>> Begin RECORD EXCERPTS

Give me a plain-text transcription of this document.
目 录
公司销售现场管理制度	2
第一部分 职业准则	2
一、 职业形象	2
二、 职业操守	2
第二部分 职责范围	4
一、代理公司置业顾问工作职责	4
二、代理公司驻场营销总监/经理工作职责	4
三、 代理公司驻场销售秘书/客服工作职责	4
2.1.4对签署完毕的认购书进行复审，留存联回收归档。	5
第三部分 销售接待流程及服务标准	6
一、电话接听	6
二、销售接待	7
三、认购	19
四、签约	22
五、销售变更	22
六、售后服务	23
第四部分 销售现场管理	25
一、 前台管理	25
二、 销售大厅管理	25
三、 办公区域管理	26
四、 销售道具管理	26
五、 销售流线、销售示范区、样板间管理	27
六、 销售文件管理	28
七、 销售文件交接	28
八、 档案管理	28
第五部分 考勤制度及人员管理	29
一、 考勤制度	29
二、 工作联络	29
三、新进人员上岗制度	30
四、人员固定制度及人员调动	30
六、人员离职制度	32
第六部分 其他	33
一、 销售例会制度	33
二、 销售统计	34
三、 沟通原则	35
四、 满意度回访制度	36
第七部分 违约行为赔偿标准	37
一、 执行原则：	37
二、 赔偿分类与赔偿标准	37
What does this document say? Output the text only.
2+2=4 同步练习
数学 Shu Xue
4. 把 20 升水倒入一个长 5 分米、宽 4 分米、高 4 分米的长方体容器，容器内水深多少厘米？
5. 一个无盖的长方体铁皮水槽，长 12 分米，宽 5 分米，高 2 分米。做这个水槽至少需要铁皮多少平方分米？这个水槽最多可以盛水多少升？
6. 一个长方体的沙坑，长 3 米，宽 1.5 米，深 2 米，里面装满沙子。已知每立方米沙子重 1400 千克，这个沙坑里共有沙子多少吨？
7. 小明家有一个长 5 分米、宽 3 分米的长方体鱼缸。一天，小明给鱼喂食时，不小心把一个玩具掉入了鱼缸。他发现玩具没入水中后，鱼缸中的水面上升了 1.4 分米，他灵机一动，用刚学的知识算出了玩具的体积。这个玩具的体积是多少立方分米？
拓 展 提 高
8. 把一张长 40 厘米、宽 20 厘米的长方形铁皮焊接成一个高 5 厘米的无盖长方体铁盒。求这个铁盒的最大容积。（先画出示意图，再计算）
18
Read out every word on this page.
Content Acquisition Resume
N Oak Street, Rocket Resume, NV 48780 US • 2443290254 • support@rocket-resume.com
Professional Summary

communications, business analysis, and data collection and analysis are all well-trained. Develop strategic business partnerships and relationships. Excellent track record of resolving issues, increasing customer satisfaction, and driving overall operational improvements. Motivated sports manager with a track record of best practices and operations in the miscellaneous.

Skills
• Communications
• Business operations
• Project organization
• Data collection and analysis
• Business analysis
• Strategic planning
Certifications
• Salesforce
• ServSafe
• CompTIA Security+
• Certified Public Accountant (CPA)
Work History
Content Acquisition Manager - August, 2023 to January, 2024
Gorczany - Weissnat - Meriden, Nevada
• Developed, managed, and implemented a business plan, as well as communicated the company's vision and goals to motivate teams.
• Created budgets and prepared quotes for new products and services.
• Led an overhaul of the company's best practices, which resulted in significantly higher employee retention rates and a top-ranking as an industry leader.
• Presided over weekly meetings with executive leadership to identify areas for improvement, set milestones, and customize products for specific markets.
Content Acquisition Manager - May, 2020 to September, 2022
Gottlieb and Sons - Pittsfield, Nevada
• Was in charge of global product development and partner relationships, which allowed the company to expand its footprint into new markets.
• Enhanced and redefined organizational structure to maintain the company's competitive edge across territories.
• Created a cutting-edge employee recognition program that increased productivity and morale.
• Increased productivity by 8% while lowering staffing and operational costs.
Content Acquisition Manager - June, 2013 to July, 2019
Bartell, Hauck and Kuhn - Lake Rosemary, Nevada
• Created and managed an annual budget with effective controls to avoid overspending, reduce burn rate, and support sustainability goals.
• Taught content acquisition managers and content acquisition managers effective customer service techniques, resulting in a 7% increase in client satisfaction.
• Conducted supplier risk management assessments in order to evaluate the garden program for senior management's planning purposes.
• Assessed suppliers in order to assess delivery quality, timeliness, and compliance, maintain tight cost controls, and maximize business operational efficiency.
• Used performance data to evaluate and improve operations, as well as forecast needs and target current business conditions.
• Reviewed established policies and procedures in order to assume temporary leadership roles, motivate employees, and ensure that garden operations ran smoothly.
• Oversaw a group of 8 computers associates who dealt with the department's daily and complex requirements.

>> End RECORD EXCERPTS

Only a number is wanted: how many lines contain "order"?

### FINISHED TASK
3